---- Supplied records

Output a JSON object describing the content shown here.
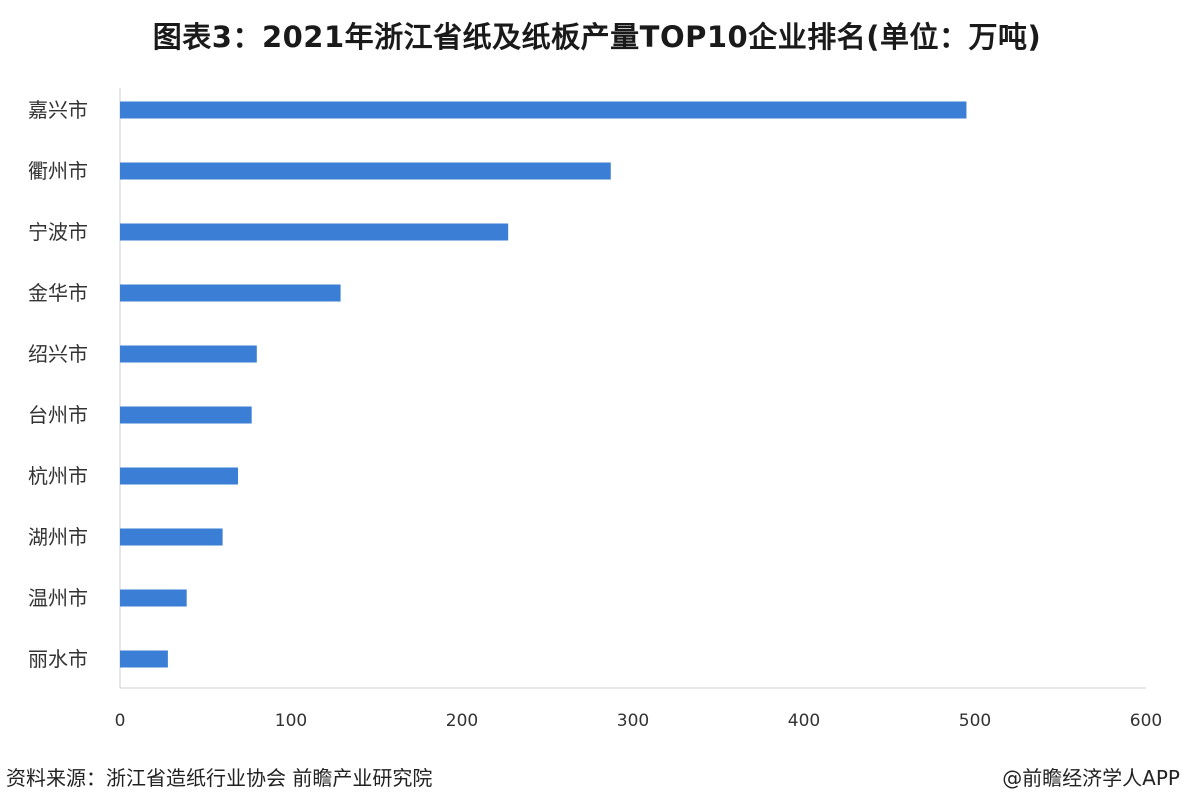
{
  "chart_data": {
    "type": "bar",
    "orientation": "horizontal",
    "title": "图表3：2021年浙江省纸及纸板产量TOP10企业排名(单位：万吨)",
    "categories": [
      "嘉兴市",
      "衢州市",
      "宁波市",
      "金华市",
      "绍兴市",
      "台州市",
      "杭州市",
      "湖州市",
      "温州市",
      "丽水市"
    ],
    "values": [
      495,
      287,
      227,
      129,
      80,
      77,
      69,
      60,
      39,
      28
    ],
    "xlim": [
      0,
      600
    ],
    "xticks": [
      "0",
      "100",
      "200",
      "300",
      "400",
      "500",
      "600"
    ],
    "xlabel": "",
    "ylabel": "",
    "grid": false,
    "bar_color": "#3a7fd5"
  },
  "footer": {
    "source": "资料来源：浙江省造纸行业协会 前瞻产业研究院",
    "brand": "@前瞻经济学人APP"
  }
}
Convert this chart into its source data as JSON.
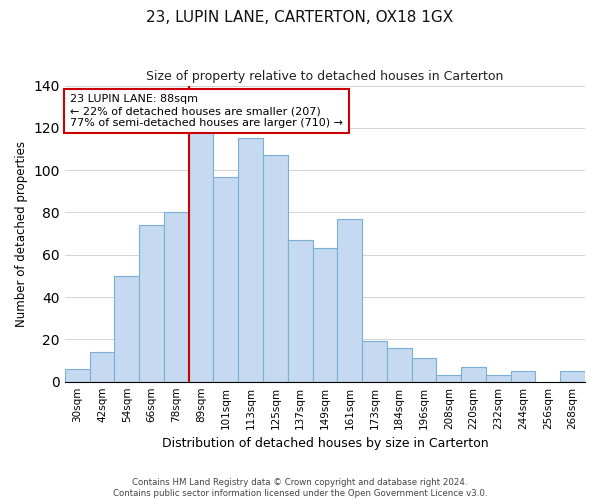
{
  "title": "23, LUPIN LANE, CARTERTON, OX18 1GX",
  "subtitle": "Size of property relative to detached houses in Carterton",
  "xlabel": "Distribution of detached houses by size in Carterton",
  "ylabel": "Number of detached properties",
  "bar_color": "#c5d9f1",
  "bar_edge_color": "#7bafd4",
  "highlight_color": "#cc0000",
  "categories": [
    "30sqm",
    "42sqm",
    "54sqm",
    "66sqm",
    "78sqm",
    "89sqm",
    "101sqm",
    "113sqm",
    "125sqm",
    "137sqm",
    "149sqm",
    "161sqm",
    "173sqm",
    "184sqm",
    "196sqm",
    "208sqm",
    "220sqm",
    "232sqm",
    "244sqm",
    "256sqm",
    "268sqm"
  ],
  "values": [
    6,
    14,
    50,
    74,
    80,
    118,
    97,
    115,
    107,
    67,
    63,
    77,
    19,
    16,
    11,
    3,
    7,
    3,
    5,
    0,
    5
  ],
  "annotation_title": "23 LUPIN LANE: 88sqm",
  "annotation_line1": "← 22% of detached houses are smaller (207)",
  "annotation_line2": "77% of semi-detached houses are larger (710) →",
  "ylim": [
    0,
    140
  ],
  "yticks": [
    0,
    20,
    40,
    60,
    80,
    100,
    120,
    140
  ],
  "footer1": "Contains HM Land Registry data © Crown copyright and database right 2024.",
  "footer2": "Contains public sector information licensed under the Open Government Licence v3.0."
}
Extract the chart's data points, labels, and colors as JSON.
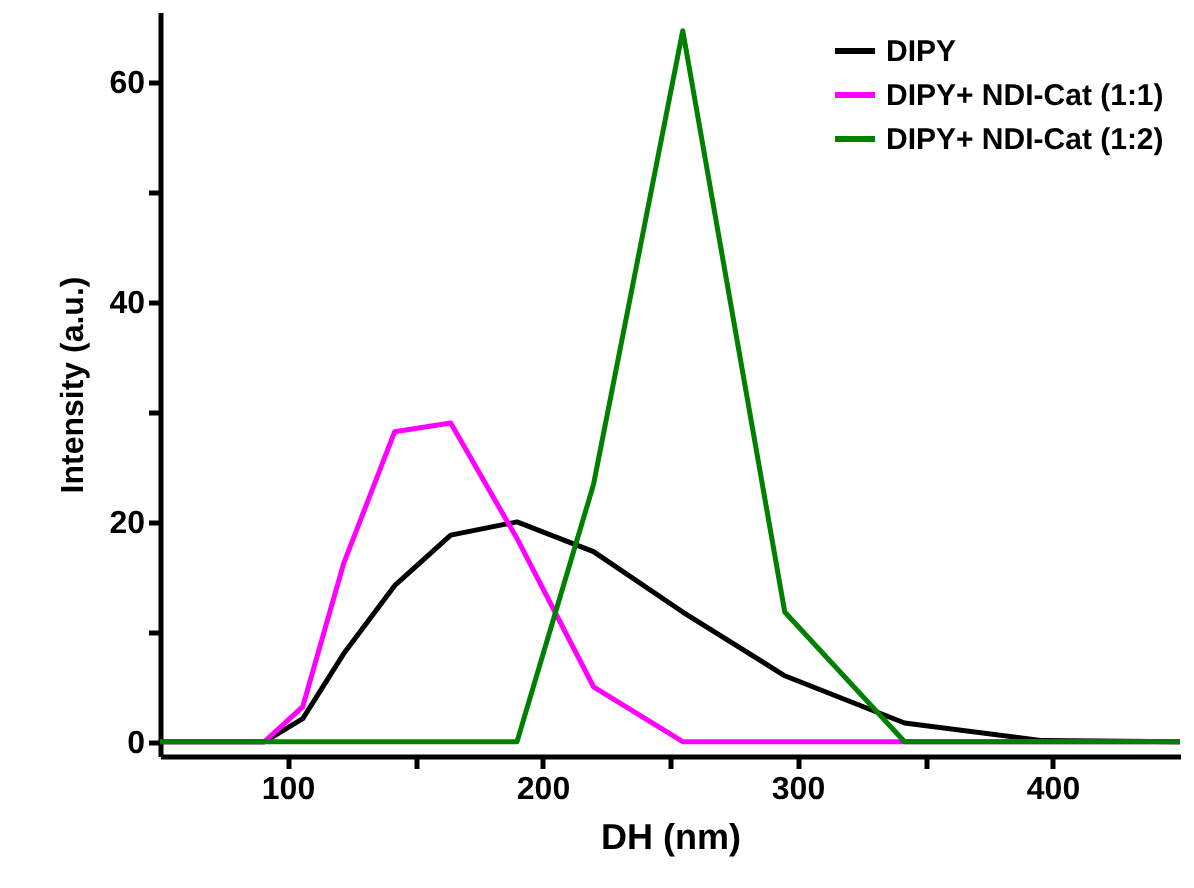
{
  "chart_data": {
    "type": "line",
    "xlabel": "DH (nm)",
    "ylabel": "Intensity (a.u.)",
    "xlim": [
      50,
      450
    ],
    "ylim": [
      -1.3,
      66.4
    ],
    "xticks": [
      100,
      {
        "value": 150,
        "label": null
      },
      200,
      {
        "value": 250,
        "label": null
      },
      300,
      {
        "value": 350,
        "label": null
      },
      400
    ],
    "yticks": [
      0,
      {
        "value": 10,
        "label": null
      },
      20,
      {
        "value": 30,
        "label": null
      },
      40,
      {
        "value": 50,
        "label": null
      },
      60
    ],
    "grid": false,
    "legend": "top right",
    "marker": "none",
    "line_style": "solid",
    "x": [
      50,
      91,
      106,
      122,
      142,
      164,
      190,
      220,
      255,
      295,
      342,
      396,
      450
    ],
    "series": [
      {
        "name": "DIPY",
        "color": "#000000",
        "values": [
          0,
          0,
          2.1,
          8,
          14.2,
          18.8,
          20.0,
          17.3,
          11.8,
          6.0,
          1.7,
          0.1,
          0
        ]
      },
      {
        "name": "DIPY+ NDI-Cat (1:1)",
        "color": "#ff00ff",
        "values": [
          0,
          0,
          3.2,
          16.2,
          28.2,
          29.0,
          18.5,
          5.0,
          0,
          0,
          0,
          0,
          0
        ]
      },
      {
        "name": "DIPY+ NDI-Cat (1:2)",
        "color": "#008000",
        "values": [
          0,
          0,
          0,
          0,
          0,
          0,
          0,
          23.4,
          64.7,
          11.8,
          0,
          0,
          0
        ]
      }
    ]
  }
}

--------

- Task to complete
Identify and list each line with the word "detached".

- Solution for this exercise
  "subtitle": "Size of property relative to detached houses in Carterton",
  "xlabel": "Distribution of detached houses by size in Carterton",
  "ylabel": "Number of detached properties",
  "annotation_line1": "← 22% of detached houses are smaller (207)",
  "annotation_line2": "77% of semi-detached houses are larger (710) →",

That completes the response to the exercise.